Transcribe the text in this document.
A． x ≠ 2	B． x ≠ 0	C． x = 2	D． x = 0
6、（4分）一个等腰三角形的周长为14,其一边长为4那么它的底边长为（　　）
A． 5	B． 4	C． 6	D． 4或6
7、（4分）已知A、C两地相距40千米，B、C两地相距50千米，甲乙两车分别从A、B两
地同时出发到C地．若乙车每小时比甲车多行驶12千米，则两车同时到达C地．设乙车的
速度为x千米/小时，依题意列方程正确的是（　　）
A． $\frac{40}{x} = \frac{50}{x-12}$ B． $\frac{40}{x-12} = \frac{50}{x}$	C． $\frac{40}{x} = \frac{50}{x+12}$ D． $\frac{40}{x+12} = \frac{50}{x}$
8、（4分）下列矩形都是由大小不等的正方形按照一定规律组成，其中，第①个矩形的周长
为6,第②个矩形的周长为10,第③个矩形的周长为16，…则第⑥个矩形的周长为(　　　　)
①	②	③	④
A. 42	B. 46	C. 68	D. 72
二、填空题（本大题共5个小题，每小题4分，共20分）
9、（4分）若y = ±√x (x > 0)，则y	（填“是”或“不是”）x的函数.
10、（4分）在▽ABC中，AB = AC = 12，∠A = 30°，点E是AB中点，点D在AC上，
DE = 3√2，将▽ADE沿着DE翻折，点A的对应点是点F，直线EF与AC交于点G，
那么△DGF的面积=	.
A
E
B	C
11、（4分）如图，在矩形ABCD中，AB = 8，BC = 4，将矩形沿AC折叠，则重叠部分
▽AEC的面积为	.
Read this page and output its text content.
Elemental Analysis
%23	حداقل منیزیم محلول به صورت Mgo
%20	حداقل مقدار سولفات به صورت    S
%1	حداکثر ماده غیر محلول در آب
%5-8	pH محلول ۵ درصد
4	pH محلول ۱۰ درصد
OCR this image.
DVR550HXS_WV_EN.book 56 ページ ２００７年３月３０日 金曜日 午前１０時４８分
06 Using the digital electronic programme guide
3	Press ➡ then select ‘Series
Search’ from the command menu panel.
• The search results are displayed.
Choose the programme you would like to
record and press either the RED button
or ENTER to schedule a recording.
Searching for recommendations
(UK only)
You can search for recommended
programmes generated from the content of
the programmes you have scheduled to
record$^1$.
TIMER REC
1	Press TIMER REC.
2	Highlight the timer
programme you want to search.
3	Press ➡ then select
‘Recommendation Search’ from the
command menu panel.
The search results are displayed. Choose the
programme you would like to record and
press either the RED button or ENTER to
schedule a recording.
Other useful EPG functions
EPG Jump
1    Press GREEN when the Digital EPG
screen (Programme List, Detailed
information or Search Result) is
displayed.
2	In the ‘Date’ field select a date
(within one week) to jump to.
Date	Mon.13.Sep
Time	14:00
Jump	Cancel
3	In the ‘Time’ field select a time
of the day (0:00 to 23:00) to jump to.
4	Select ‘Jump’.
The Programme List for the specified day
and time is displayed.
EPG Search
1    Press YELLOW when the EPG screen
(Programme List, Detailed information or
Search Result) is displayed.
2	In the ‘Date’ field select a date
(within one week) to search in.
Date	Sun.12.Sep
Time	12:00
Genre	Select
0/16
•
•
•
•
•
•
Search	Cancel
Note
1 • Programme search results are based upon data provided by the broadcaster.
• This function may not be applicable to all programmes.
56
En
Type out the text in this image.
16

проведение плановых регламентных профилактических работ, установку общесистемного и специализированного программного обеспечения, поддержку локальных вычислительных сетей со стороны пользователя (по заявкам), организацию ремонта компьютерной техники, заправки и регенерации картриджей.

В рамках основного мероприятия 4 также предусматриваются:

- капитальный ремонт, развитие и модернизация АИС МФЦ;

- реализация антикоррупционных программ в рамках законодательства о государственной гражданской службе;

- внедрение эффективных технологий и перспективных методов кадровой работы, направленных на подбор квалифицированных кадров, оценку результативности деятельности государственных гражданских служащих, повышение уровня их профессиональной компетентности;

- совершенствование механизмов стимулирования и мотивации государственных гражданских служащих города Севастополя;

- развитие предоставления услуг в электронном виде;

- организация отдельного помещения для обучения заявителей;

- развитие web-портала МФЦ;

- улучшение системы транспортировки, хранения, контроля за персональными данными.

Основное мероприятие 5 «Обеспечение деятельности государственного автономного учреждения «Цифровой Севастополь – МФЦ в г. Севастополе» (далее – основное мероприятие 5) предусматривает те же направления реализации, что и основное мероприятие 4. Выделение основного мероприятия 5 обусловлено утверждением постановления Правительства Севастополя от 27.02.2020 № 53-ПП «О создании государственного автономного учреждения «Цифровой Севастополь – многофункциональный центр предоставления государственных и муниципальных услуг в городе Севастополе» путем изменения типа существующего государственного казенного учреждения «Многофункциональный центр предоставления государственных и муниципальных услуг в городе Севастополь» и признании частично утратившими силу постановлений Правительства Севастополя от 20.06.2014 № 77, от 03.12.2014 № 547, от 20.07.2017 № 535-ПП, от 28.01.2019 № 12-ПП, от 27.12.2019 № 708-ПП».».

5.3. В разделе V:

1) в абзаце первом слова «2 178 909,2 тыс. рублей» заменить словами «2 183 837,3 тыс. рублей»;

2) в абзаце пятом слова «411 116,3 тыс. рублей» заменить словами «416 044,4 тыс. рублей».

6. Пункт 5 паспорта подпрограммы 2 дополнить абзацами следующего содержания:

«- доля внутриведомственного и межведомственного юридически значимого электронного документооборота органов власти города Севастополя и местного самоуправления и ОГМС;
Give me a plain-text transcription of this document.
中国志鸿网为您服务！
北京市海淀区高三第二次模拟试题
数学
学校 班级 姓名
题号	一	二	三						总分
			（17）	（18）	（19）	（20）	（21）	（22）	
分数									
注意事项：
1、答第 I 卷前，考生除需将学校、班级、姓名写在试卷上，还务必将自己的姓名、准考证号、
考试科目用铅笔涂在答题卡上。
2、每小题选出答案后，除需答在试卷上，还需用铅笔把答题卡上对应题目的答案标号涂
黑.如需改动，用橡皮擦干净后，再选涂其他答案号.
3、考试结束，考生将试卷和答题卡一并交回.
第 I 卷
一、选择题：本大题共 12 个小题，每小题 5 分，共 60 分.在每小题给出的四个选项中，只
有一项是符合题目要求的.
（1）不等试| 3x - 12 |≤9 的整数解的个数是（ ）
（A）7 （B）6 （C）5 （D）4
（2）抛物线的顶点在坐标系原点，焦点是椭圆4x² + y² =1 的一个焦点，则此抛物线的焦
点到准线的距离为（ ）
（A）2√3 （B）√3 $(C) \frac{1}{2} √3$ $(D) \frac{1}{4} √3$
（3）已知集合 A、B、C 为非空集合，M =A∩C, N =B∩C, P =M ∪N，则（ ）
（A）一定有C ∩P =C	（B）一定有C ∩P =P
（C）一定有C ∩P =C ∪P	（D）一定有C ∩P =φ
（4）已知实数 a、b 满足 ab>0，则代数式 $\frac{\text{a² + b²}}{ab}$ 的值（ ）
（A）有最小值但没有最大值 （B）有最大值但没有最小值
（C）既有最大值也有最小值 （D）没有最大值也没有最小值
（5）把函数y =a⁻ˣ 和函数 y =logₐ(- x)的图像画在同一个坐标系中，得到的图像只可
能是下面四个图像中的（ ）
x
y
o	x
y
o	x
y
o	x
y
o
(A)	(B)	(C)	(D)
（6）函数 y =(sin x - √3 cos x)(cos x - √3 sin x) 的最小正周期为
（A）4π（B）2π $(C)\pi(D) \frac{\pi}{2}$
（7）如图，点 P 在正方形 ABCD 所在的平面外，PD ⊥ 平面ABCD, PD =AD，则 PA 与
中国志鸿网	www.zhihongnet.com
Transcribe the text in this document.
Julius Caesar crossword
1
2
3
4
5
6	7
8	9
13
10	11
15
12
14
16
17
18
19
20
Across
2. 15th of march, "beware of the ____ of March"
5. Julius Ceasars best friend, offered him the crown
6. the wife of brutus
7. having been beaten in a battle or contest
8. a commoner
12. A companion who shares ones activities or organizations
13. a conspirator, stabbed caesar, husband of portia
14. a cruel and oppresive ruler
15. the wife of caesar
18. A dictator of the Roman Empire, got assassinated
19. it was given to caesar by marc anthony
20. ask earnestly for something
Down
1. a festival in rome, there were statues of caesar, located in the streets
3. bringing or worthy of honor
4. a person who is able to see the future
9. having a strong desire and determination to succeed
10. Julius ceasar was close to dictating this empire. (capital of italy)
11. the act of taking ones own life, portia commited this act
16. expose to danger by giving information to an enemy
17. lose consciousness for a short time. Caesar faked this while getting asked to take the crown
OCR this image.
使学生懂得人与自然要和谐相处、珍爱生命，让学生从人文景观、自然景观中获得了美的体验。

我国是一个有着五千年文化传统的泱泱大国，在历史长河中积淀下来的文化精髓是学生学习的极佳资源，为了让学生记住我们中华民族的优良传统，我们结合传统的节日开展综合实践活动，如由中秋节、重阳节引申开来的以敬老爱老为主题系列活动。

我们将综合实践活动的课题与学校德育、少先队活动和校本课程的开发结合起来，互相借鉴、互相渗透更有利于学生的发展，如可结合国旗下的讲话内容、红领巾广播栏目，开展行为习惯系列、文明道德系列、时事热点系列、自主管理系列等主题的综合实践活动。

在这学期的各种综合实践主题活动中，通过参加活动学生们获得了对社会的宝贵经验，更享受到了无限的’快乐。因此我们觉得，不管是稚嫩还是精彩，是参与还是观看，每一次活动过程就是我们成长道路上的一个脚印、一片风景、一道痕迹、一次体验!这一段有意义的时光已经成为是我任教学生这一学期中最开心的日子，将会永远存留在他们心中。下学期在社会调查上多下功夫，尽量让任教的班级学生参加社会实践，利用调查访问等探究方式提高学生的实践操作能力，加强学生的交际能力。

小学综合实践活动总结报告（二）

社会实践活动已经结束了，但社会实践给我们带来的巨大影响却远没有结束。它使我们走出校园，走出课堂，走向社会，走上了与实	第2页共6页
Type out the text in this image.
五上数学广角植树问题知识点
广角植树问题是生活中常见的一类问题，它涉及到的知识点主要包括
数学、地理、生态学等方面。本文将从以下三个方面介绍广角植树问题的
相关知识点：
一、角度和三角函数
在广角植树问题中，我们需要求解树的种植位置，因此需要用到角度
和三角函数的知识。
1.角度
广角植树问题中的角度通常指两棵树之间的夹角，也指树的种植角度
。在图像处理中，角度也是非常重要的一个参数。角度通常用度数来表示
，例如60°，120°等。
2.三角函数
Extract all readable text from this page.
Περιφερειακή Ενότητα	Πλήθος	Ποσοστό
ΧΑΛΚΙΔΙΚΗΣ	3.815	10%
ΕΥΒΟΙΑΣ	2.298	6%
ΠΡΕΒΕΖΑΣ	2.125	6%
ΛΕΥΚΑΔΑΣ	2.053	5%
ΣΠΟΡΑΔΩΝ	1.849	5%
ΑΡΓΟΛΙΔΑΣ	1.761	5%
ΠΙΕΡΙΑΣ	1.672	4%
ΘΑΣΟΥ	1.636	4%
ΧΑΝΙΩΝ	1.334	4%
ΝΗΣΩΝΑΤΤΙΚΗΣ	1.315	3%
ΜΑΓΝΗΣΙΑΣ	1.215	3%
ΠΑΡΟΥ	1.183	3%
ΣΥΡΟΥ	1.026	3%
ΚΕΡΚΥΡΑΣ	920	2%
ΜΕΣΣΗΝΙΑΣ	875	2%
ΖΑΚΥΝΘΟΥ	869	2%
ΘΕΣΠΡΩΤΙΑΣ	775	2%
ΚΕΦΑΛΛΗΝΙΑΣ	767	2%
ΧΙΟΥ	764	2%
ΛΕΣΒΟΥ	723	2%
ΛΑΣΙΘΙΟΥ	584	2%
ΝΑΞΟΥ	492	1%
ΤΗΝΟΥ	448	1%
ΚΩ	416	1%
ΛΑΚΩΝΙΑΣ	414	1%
====
## BRIEF:
Compute the number of lines above that contain the string "заменить". Reply with that value only.

## EXERCISE OUTPUT:
2